Stated problem:
Copy out each line of the data that holds the word "this".

Provided records:
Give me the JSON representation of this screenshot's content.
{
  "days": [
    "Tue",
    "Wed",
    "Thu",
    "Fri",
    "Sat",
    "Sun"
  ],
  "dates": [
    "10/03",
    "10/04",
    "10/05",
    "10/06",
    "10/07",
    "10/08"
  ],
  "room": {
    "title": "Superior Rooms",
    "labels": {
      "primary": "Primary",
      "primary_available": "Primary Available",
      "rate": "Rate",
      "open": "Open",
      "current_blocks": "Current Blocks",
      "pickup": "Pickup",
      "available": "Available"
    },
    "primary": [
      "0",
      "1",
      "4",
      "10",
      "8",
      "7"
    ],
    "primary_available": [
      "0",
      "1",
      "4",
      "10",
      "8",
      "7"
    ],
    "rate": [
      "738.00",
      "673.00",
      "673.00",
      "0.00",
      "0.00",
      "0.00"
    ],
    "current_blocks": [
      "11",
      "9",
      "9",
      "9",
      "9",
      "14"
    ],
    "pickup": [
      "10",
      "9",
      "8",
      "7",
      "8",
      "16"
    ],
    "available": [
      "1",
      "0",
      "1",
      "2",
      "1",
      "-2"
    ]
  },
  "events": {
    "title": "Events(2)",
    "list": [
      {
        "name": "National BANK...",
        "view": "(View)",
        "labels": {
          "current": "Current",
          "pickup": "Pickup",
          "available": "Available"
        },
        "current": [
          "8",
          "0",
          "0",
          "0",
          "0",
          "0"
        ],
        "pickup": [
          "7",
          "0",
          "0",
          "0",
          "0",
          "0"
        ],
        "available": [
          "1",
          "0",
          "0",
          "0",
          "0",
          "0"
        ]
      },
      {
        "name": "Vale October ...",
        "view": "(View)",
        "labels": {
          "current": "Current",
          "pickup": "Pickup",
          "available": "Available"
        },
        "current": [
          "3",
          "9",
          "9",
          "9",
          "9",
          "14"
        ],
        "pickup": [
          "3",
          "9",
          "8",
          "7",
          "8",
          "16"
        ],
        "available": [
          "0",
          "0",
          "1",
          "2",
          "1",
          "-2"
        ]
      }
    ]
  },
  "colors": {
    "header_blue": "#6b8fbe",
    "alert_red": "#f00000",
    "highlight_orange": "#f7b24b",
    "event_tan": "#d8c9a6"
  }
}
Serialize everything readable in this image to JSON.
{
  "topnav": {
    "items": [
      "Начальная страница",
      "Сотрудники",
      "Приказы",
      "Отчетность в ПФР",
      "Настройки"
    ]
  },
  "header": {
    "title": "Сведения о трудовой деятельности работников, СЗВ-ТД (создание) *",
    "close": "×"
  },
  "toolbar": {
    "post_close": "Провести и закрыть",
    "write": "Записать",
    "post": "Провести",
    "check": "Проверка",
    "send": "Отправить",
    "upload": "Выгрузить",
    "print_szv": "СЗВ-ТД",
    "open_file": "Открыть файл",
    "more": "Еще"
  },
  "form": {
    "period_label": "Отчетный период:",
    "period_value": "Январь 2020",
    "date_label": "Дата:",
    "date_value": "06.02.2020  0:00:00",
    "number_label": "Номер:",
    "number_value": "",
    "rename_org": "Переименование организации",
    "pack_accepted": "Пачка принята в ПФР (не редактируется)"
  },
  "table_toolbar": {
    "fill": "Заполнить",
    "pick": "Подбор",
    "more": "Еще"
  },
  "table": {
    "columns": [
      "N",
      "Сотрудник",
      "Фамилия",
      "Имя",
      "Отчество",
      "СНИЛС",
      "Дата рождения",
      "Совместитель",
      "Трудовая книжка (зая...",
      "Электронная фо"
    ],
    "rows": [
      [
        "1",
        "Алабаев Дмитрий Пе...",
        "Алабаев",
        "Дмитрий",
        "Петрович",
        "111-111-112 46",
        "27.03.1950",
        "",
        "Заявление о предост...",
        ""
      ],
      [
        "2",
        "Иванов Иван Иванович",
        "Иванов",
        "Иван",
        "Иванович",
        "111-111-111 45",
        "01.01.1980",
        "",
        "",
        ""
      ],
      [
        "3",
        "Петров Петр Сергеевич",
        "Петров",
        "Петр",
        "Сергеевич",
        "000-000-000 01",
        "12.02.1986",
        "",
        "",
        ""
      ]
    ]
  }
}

Exercise output:
Give me the JSON representation of this screenshot's content.
Serialize everything readable in this image to JSON.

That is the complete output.